-- begin --
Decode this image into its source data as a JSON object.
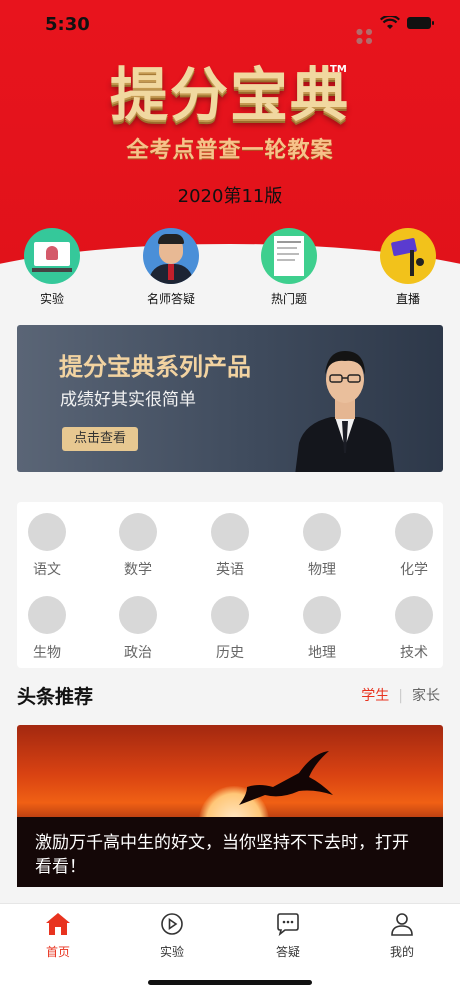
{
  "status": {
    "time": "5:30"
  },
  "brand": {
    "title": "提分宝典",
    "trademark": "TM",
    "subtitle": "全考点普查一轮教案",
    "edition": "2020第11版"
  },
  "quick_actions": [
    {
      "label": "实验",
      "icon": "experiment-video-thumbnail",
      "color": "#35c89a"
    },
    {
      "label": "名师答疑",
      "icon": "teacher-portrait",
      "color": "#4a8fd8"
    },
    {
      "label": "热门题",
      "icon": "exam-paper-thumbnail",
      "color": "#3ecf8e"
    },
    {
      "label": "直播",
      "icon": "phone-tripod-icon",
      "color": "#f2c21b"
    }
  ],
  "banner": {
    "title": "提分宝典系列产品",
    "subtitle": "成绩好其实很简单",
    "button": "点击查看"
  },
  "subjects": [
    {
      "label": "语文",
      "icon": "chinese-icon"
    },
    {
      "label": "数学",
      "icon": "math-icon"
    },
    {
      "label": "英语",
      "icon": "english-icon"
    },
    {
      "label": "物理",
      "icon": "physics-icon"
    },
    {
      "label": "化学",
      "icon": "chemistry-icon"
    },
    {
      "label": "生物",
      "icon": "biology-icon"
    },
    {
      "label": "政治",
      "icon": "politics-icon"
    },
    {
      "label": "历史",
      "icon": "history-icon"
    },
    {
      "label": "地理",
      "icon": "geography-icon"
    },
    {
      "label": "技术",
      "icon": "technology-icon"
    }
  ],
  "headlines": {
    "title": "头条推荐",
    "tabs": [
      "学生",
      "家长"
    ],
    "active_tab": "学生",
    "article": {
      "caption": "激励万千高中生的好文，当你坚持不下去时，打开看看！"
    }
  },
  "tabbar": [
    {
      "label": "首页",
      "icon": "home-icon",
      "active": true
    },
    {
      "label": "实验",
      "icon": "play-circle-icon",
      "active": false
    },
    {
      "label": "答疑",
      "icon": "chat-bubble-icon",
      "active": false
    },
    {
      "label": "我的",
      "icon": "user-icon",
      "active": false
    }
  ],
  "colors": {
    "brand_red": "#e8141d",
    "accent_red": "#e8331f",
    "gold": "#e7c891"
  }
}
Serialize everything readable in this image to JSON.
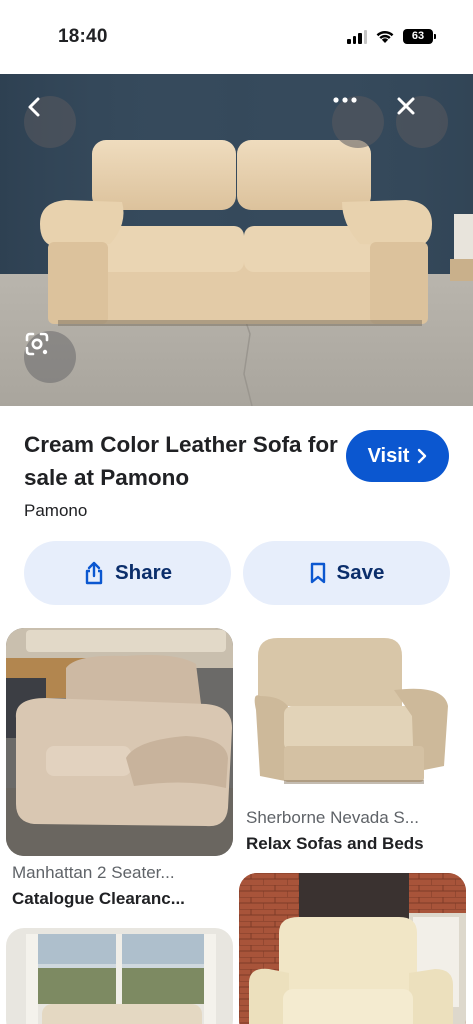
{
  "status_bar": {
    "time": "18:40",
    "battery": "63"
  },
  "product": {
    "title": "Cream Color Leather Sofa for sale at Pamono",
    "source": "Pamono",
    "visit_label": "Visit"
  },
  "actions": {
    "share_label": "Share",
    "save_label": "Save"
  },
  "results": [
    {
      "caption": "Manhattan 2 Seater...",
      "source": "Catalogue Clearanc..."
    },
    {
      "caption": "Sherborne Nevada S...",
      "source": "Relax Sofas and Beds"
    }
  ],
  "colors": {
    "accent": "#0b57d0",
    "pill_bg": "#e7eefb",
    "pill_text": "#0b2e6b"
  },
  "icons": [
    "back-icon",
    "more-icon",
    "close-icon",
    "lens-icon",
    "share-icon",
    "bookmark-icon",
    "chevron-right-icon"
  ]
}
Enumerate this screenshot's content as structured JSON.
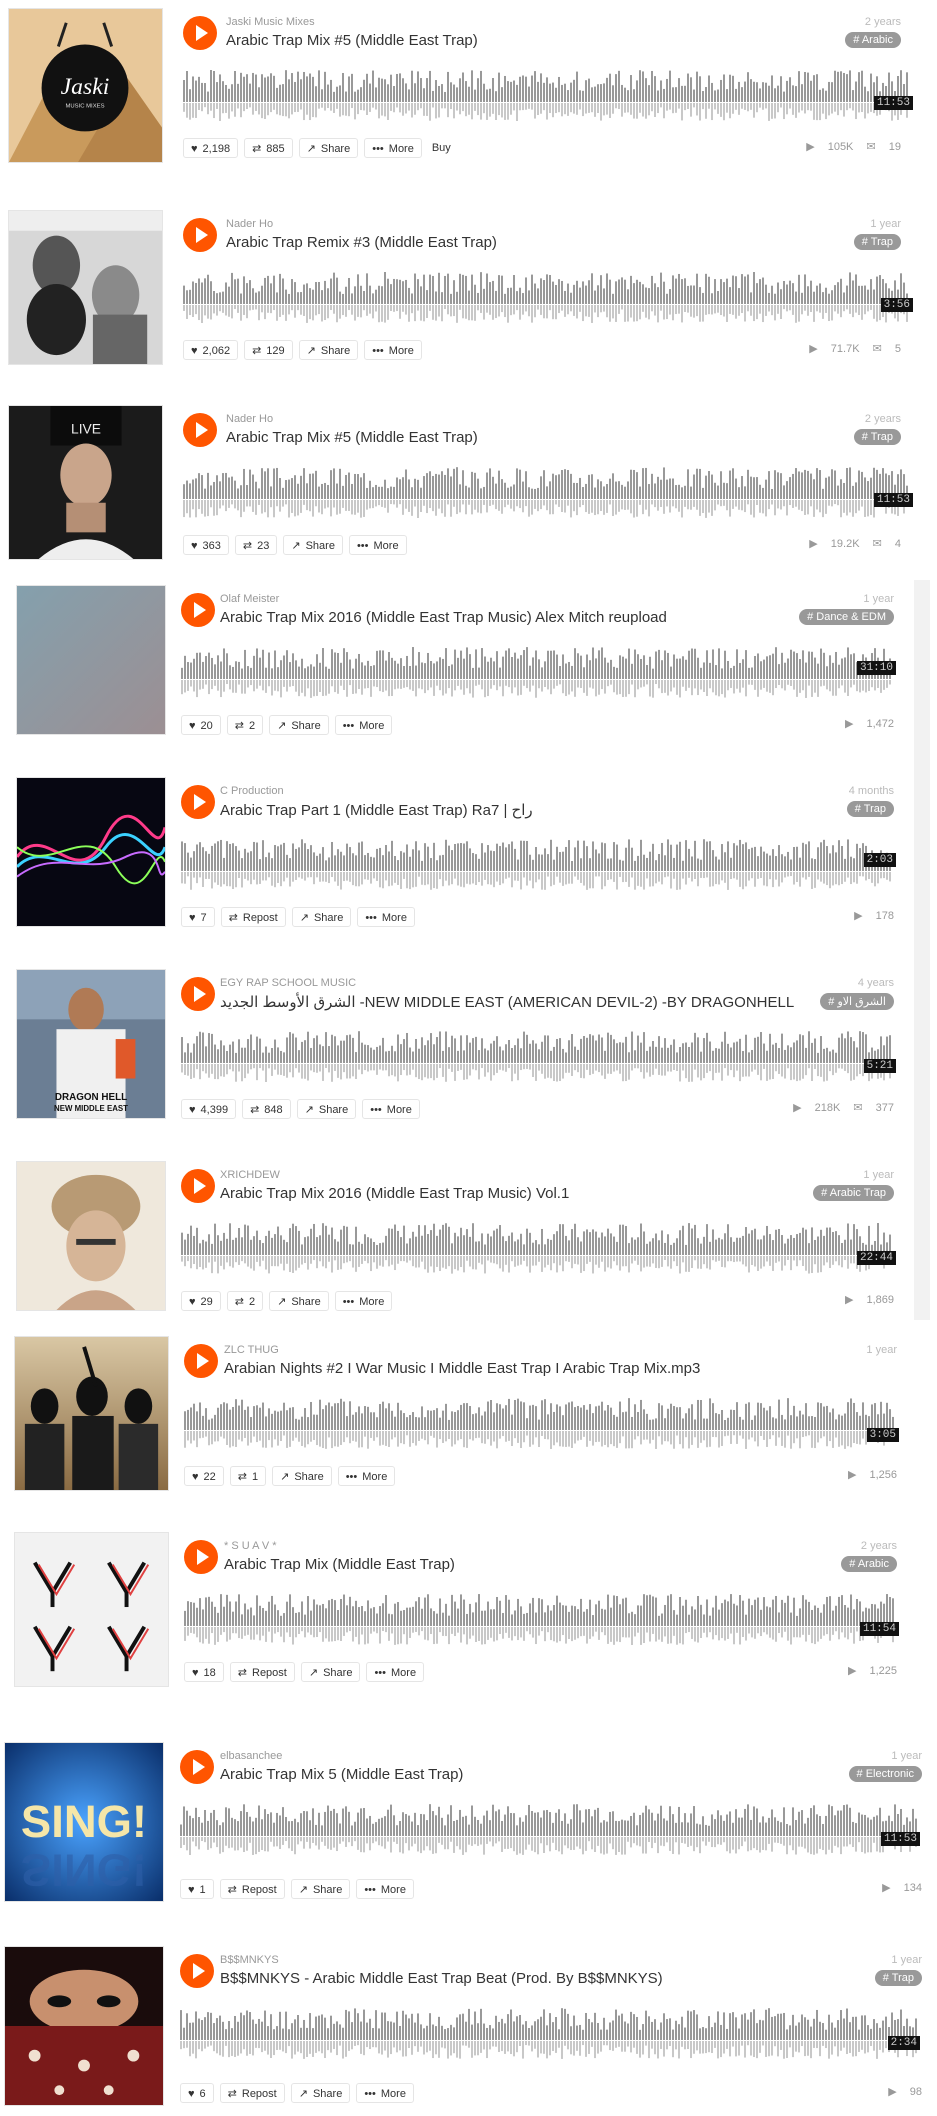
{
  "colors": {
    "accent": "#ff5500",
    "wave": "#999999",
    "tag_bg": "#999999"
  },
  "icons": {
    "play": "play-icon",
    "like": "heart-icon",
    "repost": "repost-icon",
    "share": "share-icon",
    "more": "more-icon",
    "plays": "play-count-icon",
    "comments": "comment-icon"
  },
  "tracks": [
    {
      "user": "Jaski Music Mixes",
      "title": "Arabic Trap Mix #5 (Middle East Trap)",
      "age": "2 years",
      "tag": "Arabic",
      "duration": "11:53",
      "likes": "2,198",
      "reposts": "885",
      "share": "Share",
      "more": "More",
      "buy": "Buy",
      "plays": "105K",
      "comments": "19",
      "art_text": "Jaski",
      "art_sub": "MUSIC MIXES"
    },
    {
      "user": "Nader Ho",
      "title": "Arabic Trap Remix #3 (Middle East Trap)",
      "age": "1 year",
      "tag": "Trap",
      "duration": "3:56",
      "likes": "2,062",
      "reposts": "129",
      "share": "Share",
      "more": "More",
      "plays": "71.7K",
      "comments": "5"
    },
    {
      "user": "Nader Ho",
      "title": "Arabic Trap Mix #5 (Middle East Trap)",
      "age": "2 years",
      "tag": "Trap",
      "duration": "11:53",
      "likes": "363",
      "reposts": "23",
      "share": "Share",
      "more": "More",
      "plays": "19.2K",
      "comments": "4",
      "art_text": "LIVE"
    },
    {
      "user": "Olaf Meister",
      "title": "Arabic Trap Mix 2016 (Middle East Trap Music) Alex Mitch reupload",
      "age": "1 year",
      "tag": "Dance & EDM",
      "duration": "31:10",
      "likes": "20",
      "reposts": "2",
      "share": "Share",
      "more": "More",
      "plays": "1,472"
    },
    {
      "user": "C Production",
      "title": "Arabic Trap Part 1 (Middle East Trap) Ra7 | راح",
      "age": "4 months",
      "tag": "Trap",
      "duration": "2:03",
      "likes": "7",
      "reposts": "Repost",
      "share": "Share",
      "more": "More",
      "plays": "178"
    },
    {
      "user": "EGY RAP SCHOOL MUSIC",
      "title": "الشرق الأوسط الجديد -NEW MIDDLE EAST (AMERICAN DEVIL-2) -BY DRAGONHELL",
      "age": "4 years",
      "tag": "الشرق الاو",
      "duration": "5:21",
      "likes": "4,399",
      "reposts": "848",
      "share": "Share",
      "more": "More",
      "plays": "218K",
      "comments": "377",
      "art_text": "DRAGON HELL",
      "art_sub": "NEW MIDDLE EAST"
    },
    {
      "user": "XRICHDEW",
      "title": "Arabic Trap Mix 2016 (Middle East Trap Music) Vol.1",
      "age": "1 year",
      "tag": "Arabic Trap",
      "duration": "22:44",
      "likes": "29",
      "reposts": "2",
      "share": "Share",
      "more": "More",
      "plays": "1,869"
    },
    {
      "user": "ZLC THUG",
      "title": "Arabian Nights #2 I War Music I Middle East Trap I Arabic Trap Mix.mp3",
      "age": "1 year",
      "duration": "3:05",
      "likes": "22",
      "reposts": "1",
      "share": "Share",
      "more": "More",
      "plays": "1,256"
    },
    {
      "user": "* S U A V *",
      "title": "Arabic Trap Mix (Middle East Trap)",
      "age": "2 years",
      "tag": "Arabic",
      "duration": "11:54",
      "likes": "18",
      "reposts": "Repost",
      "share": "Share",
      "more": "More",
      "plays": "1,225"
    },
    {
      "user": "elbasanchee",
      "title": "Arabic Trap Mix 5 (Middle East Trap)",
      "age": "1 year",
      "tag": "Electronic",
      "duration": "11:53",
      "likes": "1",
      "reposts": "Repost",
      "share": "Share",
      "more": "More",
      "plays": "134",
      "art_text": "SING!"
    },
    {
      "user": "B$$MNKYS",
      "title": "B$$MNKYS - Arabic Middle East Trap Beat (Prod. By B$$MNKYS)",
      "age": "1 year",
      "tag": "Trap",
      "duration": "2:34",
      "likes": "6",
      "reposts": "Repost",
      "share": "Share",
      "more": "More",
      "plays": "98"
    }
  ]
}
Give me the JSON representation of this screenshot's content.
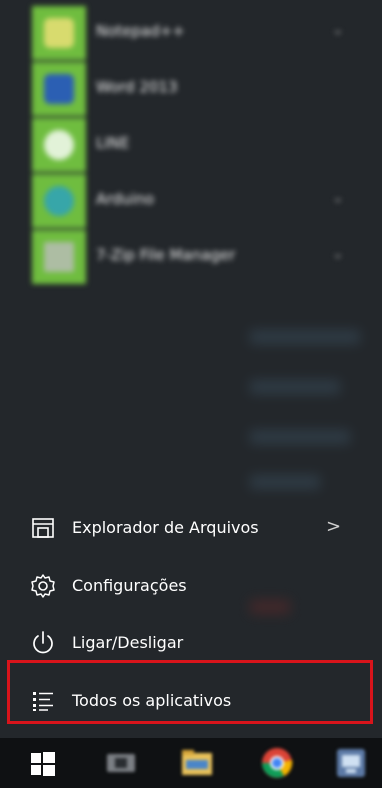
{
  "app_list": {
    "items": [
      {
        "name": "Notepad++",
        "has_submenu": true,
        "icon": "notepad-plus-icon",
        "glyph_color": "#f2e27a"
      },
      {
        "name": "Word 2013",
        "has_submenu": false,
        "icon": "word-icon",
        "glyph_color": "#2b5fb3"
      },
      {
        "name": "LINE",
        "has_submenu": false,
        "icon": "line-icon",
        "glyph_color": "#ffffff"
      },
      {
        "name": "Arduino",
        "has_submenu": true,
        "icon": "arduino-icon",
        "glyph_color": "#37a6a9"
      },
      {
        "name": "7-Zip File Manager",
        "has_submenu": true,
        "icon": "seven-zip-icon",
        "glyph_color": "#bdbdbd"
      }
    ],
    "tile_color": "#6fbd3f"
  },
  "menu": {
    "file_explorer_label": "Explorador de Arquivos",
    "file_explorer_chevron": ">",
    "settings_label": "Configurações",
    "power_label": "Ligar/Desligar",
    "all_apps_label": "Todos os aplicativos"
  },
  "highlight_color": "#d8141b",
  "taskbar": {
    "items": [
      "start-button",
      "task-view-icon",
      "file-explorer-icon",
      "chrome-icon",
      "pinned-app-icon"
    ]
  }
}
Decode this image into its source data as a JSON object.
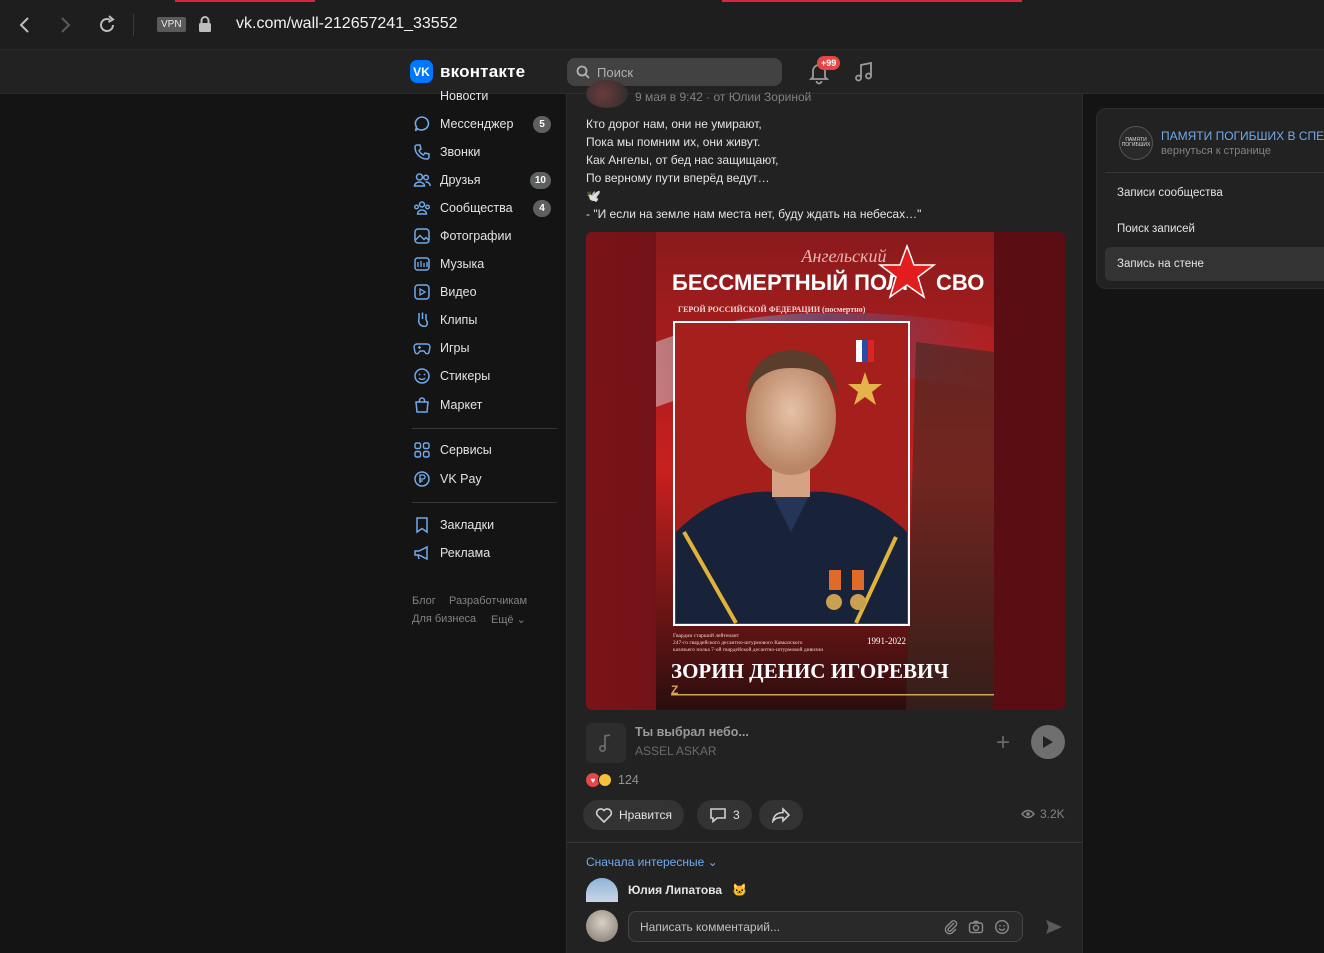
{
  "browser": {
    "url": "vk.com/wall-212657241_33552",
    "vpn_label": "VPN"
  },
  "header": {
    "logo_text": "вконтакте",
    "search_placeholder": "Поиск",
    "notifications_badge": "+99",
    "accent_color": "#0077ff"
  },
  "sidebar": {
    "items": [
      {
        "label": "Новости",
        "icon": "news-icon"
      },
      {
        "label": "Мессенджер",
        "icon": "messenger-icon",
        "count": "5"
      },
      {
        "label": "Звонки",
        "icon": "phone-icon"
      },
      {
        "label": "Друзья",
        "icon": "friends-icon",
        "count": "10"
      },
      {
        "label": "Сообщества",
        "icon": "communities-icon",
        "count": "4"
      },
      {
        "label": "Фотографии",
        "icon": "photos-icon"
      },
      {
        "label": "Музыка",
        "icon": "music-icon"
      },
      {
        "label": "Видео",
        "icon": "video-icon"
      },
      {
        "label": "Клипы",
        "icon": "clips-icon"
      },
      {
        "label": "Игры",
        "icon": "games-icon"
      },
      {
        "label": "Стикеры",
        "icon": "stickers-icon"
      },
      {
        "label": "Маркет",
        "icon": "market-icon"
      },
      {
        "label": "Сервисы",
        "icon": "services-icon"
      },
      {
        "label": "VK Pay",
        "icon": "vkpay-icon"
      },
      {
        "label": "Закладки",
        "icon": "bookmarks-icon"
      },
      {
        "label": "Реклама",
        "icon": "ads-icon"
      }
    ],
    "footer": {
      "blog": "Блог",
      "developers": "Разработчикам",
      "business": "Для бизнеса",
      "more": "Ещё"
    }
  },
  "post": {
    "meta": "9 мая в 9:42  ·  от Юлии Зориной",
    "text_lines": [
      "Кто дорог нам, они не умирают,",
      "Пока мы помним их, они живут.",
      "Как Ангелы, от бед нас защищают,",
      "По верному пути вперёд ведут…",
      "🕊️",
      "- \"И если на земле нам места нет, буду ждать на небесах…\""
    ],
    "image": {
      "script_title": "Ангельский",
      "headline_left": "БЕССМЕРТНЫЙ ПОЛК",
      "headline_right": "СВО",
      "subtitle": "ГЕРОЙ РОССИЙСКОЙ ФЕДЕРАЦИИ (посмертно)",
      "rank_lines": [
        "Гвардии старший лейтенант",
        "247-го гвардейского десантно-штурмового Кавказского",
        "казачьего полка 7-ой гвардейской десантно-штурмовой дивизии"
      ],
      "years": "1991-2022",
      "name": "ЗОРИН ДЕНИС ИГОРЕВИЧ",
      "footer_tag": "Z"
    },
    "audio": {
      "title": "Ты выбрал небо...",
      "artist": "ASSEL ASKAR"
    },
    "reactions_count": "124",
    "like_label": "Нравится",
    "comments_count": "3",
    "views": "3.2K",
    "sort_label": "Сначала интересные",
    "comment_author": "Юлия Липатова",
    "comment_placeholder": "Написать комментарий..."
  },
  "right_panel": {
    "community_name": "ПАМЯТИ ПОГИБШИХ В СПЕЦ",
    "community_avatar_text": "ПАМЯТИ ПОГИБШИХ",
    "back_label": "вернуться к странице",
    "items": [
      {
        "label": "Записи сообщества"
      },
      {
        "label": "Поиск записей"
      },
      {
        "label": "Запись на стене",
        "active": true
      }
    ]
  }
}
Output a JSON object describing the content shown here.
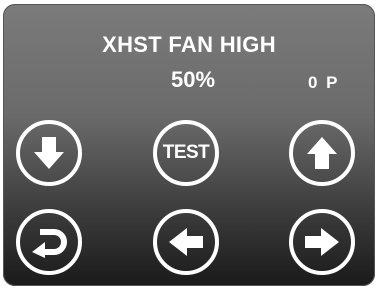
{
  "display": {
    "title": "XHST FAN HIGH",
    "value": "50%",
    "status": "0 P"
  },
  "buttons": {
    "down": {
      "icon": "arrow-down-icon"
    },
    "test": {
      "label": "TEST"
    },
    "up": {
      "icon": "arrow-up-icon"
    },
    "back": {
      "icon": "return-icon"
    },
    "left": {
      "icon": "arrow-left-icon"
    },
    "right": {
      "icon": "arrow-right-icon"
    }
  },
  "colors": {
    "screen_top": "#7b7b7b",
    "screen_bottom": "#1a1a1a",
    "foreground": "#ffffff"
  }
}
-- end --
- WHAT THE TASK ASKS -
Your task is to gather every line with the word "caption" and copy it.

- COMPLETE OUTPUT -
      "caption": "激励万千高中生的好文，当你坚持不下去时，打开看看！"
      "caption": "Manhattan 2 Seater...",
      "caption": "Sherborne Nevada S...",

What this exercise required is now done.